*Given request*. Write out the listing beneath this instruction in its entirety, exactly as it reads.

*Dataset excerpts*.
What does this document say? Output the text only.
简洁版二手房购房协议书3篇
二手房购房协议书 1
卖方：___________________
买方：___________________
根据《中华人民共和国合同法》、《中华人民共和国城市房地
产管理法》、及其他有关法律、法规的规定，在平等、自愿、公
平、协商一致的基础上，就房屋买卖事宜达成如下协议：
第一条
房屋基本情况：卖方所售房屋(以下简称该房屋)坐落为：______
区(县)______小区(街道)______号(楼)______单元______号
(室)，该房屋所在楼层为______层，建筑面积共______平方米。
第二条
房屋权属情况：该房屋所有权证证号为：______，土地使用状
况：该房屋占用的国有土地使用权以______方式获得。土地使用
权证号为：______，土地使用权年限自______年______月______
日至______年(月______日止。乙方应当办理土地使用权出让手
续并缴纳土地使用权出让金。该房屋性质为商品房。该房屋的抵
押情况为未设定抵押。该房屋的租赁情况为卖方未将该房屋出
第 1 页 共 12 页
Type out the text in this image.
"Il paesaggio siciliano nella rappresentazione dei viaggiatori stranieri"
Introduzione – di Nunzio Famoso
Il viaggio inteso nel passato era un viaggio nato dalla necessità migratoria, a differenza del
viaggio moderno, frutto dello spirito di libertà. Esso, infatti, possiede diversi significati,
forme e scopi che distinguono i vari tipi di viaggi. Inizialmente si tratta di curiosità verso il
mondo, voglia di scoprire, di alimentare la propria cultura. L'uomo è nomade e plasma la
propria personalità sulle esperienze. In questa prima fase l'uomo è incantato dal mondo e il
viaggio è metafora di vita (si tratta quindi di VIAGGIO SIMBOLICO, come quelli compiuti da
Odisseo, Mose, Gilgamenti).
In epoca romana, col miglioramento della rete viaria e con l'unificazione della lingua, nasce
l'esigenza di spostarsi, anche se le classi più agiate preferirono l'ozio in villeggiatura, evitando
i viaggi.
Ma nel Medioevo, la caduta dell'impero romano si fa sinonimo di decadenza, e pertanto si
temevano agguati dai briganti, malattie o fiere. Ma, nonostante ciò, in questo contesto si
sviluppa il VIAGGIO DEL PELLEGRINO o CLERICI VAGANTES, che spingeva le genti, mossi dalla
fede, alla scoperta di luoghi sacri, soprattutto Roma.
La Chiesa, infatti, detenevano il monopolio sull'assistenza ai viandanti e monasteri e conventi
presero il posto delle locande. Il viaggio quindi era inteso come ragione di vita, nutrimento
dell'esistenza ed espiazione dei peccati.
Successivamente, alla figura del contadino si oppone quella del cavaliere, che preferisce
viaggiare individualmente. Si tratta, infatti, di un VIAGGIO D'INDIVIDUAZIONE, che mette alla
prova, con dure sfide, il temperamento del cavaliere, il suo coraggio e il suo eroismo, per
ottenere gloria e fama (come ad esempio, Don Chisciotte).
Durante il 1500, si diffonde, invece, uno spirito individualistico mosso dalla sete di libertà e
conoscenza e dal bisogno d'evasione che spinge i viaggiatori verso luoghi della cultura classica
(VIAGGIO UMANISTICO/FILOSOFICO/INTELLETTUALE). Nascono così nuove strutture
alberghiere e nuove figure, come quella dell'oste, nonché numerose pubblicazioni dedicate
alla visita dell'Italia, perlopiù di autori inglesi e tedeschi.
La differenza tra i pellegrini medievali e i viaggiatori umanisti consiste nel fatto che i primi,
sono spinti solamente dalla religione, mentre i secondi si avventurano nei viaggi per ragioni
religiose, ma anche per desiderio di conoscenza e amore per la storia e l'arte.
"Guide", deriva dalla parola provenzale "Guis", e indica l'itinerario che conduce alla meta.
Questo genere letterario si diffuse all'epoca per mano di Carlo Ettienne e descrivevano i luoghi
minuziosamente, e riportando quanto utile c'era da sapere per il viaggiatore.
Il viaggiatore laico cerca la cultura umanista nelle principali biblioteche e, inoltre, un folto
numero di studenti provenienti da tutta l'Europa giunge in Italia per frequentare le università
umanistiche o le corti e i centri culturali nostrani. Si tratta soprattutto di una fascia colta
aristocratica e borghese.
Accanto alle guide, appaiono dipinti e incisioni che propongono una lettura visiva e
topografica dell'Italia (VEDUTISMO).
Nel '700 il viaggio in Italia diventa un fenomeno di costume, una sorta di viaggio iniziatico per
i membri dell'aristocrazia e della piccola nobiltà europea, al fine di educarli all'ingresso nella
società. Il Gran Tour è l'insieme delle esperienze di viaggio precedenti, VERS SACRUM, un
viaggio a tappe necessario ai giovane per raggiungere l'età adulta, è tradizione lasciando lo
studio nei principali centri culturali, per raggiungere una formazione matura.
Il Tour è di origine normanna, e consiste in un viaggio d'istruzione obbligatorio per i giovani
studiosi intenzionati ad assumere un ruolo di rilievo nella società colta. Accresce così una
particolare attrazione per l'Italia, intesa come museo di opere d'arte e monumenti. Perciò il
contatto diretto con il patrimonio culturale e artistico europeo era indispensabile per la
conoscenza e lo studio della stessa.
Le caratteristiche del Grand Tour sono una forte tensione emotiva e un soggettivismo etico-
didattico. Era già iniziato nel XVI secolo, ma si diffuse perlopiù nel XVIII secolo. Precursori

*Exercise answer*.
What does this document say? Output the text only.
简洁版二手房购房协议书3篇
二手房购房协议书 1
卖方：___________________
买方：___________________
根据《中华人民共和国合同法》、《中华人民共和国城市房地
产管理法》、及其他有关法律、法规的规定，在平等、自愿、公
平、协商一致的基础上，就房屋买卖事宜达成如下协议：
第一条
房屋基本情况：卖方所售房屋(以下简称该房屋)坐落为：______
区(县)______小区(街道)______号(楼)______单元______号
(室)，该房屋所在楼层为______层，建筑面积共______平方米。
第二条
房屋权属情况：该房屋所有权证证号为：______，土地使用状
况：该房屋占用的国有土地使用权以______方式获得。土地使用
权证号为：______，土地使用权年限自______年______月______
日至______年(月______日止。乙方应当办理土地使用权出让手
续并缴纳土地使用权出让金。该房屋性质为商品房。该房屋的抵
押情况为未设定抵押。该房屋的租赁情况为卖方未将该房屋出
第 1 页 共 12 页
Type out the text in this image.
"Il paesaggio siciliano nella rappresentazione dei viaggiatori stranieri"
Introduzione – di Nunzio Famoso
Il viaggio inteso nel passato era un viaggio nato dalla necessità migratoria, a differenza del
viaggio moderno, frutto dello spirito di libertà. Esso, infatti, possiede diversi significati,
forme e scopi che distinguono i vari tipi di viaggi. Inizialmente si tratta di curiosità verso il
mondo, voglia di scoprire, di alimentare la propria cultura. L'uomo è nomade e plasma la
propria personalità sulle esperienze. In questa prima fase l'uomo è incantato dal mondo e il
viaggio è metafora di vita (si tratta quindi di VIAGGIO SIMBOLICO, come quelli compiuti da
Odisseo, Mose, Gilgamenti).
In epoca romana, col miglioramento della rete viaria e con l'unificazione della lingua, nasce
l'esigenza di spostarsi, anche se le classi più agiate preferirono l'ozio in villeggiatura, evitando
i viaggi.
Ma nel Medioevo, la caduta dell'impero romano si fa sinonimo di decadenza, e pertanto si
temevano agguati dai briganti, malattie o fiere. Ma, nonostante ciò, in questo contesto si
sviluppa il VIAGGIO DEL PELLEGRINO o CLERICI VAGANTES, che spingeva le genti, mossi dalla
fede, alla scoperta di luoghi sacri, soprattutto Roma.
La Chiesa, infatti, detenevano il monopolio sull'assistenza ai viandanti e monasteri e conventi
presero il posto delle locande. Il viaggio quindi era inteso come ragione di vita, nutrimento
dell'esistenza ed espiazione dei peccati.
Successivamente, alla figura del contadino si oppone quella del cavaliere, che preferisce
viaggiare individualmente. Si tratta, infatti, di un VIAGGIO D'INDIVIDUAZIONE, che mette alla
prova, con dure sfide, il temperamento del cavaliere, il suo coraggio e il suo eroismo, per
ottenere gloria e fama (come ad esempio, Don Chisciotte).
Durante il 1500, si diffonde, invece, uno spirito individualistico mosso dalla sete di libertà e
conoscenza e dal bisogno d'evasione che spinge i viaggiatori verso luoghi della cultura classica
(VIAGGIO UMANISTICO/FILOSOFICO/INTELLETTUALE). Nascono così nuove strutture
alberghiere e nuove figure, come quella dell'oste, nonché numerose pubblicazioni dedicate
alla visita dell'Italia, perlopiù di autori inglesi e tedeschi.
La differenza tra i pellegrini medievali e i viaggiatori umanisti consiste nel fatto che i primi,
sono spinti solamente dalla religione, mentre i secondi si avventurano nei viaggi per ragioni
religiose, ma anche per desiderio di conoscenza e amore per la storia e l'arte.
"Guide", deriva dalla parola provenzale "Guis", e indica l'itinerario che conduce alla meta.
Questo genere letterario si diffuse all'epoca per mano di Carlo Ettienne e descrivevano i luoghi
minuziosamente, e riportando quanto utile c'era da sapere per il viaggiatore.
Il viaggiatore laico cerca la cultura umanista nelle principali biblioteche e, inoltre, un folto
numero di studenti provenienti da tutta l'Europa giunge in Italia per frequentare le università
umanistiche o le corti e i centri culturali nostrani. Si tratta soprattutto di una fascia colta
aristocratica e borghese.
Accanto alle guide, appaiono dipinti e incisioni che propongono una lettura visiva e
topografica dell'Italia (VEDUTISMO).
Nel '700 il viaggio in Italia diventa un fenomeno di costume, una sorta di viaggio iniziatico per
i membri dell'aristocrazia e della piccola nobiltà europea, al fine di educarli all'ingresso nella
società. Il Gran Tour è l'insieme delle esperienze di viaggio precedenti, VERS SACRUM, un
viaggio a tappe necessario ai giovane per raggiungere l'età adulta, è tradizione lasciando lo
studio nei principali centri culturali, per raggiungere una formazione matura.
Il Tour è di origine normanna, e consiste in un viaggio d'istruzione obbligatorio per i giovani
studiosi intenzionati ad assumere un ruolo di rilievo nella società colta. Accresce così una
particolare attrazione per l'Italia, intesa come museo di opere d'arte e monumenti. Perciò il
contatto diretto con il patrimonio culturale e artistico europeo era indispensabile per la
conoscenza e lo studio della stessa.
Le caratteristiche del Grand Tour sono una forte tensione emotiva e un soggettivismo etico-
didattico. Era già iniziato nel XVI secolo, ma si diffuse perlopiù nel XVIII secolo. Precursori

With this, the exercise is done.